• [Task to complete] Scan the entries below for the word "TENT". Copy each line that has it.

[start]

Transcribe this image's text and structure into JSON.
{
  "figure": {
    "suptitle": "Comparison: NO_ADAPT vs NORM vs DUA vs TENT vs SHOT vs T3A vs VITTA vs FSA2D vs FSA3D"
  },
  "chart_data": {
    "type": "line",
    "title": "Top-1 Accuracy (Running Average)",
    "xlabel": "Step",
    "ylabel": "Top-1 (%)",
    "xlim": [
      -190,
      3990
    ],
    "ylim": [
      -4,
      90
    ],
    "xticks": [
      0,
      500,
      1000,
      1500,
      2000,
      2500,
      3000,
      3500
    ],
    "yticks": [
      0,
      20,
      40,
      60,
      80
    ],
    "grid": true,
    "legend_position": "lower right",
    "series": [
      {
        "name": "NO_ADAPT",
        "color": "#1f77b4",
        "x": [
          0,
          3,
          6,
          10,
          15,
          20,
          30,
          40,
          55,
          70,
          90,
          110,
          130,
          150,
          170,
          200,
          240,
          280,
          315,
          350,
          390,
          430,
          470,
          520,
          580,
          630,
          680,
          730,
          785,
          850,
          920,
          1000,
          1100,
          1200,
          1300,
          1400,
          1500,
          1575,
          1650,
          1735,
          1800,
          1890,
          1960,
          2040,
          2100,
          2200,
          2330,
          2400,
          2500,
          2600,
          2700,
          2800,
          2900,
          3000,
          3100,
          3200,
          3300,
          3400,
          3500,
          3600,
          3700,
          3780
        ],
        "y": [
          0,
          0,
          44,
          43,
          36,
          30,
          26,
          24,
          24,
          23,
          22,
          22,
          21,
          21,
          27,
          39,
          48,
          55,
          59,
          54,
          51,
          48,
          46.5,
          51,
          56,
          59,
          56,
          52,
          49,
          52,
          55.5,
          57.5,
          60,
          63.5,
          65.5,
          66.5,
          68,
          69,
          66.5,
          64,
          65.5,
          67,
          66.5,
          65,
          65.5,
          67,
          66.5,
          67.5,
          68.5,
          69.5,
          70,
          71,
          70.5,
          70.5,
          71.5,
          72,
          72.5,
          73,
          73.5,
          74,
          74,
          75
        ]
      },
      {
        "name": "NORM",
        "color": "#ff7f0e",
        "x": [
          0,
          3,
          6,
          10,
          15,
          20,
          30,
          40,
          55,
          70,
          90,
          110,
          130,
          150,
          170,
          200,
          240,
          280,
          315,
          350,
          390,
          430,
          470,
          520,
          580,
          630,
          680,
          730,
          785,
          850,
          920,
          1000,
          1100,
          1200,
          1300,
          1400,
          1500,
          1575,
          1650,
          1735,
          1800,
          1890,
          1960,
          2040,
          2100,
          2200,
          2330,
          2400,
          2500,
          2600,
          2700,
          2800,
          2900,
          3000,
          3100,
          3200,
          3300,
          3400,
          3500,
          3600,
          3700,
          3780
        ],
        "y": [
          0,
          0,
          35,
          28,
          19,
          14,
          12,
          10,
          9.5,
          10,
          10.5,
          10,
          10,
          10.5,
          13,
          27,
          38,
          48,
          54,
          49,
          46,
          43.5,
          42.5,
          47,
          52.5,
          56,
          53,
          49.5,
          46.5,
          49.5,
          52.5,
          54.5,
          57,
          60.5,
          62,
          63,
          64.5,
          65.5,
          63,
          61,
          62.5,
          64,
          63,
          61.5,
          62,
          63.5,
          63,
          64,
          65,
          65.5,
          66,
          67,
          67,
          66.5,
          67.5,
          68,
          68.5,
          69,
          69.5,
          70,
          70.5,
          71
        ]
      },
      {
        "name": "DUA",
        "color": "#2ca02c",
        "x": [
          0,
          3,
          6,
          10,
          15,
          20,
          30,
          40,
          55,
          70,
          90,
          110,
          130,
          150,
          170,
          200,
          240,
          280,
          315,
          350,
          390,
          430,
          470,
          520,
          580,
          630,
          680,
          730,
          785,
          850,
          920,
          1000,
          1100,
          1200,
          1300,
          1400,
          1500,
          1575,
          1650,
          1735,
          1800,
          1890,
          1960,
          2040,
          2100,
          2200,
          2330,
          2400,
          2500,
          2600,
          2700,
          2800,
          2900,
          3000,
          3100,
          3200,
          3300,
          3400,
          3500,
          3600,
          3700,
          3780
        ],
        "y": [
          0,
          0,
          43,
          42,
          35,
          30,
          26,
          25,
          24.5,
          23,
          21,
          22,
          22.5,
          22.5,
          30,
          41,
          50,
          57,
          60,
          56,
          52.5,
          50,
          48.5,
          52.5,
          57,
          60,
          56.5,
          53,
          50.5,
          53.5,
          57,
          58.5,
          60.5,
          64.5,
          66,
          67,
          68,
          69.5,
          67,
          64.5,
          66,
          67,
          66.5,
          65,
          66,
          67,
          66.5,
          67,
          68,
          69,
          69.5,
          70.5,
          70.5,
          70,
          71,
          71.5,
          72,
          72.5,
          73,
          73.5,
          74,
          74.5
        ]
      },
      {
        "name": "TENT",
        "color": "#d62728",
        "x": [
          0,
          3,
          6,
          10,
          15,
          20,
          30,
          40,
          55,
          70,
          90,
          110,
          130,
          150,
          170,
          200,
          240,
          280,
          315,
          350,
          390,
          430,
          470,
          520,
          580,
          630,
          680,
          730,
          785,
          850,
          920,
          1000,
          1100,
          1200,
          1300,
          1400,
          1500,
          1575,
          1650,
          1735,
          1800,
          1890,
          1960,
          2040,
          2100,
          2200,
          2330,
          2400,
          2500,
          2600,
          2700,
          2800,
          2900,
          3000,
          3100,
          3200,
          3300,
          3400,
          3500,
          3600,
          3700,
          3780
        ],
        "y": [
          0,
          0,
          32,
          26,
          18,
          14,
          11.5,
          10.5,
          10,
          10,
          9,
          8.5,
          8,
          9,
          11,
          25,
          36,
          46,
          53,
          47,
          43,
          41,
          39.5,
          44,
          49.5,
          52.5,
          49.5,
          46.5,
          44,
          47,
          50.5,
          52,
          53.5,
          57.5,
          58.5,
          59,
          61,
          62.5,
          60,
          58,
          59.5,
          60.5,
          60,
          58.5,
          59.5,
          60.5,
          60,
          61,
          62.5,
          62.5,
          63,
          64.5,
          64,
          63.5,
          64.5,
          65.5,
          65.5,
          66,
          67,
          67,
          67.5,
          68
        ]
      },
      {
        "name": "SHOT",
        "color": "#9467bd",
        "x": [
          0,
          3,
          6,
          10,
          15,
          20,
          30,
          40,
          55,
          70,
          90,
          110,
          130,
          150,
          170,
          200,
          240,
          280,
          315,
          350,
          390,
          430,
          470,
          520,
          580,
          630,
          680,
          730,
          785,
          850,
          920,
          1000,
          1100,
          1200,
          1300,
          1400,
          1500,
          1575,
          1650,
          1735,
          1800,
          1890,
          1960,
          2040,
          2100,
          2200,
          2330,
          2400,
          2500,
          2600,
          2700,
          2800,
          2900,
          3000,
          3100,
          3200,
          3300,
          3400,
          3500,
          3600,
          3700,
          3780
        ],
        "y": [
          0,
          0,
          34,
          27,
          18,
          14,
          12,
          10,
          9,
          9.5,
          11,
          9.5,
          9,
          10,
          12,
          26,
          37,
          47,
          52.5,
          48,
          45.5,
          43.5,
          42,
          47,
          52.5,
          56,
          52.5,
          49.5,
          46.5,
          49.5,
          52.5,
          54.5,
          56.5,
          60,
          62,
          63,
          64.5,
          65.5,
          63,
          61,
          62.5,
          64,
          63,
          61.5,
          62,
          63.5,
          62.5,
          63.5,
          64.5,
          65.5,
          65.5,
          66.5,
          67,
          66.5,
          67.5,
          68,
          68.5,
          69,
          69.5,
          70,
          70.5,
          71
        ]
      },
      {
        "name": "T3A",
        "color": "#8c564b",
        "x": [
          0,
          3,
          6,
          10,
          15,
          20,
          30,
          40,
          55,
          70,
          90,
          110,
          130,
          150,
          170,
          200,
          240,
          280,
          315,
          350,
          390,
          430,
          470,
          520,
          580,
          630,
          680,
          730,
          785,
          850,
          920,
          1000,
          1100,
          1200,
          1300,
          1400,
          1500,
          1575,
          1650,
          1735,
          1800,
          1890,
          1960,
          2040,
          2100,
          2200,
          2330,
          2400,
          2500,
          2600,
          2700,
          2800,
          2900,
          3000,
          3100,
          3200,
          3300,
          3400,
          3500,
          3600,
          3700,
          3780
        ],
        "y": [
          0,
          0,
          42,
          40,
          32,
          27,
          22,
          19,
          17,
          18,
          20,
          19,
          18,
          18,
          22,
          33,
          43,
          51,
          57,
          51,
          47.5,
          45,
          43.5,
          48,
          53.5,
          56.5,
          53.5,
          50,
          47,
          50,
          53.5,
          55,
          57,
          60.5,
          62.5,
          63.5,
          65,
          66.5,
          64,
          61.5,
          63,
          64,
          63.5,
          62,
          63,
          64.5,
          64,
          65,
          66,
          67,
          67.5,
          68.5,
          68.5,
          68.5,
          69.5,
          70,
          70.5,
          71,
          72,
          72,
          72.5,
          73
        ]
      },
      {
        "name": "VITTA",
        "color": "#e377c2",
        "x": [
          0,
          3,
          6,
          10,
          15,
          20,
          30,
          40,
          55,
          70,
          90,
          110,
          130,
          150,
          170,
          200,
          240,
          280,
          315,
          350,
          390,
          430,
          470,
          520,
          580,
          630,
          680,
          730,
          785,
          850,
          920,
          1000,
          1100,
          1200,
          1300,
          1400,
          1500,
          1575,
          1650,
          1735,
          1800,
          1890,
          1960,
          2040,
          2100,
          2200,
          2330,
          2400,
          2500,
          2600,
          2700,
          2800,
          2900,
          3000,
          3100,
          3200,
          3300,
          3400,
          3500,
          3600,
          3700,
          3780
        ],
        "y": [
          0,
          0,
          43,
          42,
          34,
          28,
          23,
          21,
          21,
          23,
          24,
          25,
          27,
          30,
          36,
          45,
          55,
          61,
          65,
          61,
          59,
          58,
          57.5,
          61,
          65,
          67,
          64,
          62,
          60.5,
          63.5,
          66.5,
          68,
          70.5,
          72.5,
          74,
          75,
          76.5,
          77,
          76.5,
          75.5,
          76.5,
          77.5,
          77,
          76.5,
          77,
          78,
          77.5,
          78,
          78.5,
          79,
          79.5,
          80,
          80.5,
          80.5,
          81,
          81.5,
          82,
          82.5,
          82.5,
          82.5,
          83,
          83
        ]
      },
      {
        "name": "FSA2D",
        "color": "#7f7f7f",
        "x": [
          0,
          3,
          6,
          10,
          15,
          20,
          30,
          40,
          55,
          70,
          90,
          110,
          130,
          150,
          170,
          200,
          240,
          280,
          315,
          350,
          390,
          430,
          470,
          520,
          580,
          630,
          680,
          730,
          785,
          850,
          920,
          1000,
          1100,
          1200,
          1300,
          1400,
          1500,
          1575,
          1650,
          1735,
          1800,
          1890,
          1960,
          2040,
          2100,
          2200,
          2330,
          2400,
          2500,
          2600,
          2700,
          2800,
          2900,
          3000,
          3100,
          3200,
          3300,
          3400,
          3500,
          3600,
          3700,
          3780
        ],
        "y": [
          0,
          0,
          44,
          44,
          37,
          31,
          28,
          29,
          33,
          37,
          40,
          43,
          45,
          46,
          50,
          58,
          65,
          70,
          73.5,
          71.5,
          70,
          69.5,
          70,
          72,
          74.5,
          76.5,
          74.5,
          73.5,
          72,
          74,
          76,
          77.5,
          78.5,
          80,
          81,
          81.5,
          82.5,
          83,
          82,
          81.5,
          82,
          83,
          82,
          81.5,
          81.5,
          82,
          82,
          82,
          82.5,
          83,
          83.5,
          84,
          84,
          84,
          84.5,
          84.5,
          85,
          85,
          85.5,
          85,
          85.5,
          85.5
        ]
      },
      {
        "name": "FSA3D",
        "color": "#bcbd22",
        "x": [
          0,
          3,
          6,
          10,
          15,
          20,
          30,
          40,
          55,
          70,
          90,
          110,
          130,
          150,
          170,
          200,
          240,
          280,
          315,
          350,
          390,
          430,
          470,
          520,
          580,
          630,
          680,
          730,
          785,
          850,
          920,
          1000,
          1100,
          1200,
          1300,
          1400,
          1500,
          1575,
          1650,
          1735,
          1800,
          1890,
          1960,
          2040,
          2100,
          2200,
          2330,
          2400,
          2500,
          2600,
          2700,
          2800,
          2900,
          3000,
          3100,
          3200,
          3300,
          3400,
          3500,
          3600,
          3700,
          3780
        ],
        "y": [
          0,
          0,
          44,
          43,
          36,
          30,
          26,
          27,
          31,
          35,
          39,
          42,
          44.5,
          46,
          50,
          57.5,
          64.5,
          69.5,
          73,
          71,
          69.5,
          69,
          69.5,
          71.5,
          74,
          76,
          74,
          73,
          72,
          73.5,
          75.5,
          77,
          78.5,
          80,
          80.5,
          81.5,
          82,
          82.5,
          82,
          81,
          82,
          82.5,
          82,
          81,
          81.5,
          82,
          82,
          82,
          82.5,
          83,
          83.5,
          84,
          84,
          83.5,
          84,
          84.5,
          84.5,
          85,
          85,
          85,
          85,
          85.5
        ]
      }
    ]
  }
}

[end]

• [Response below]
    "suptitle": "Comparison: NO_ADAPT vs NORM vs DUA vs TENT vs SHOT vs T3A vs VITTA vs FSA2D vs FSA3D"
        "name": "TENT",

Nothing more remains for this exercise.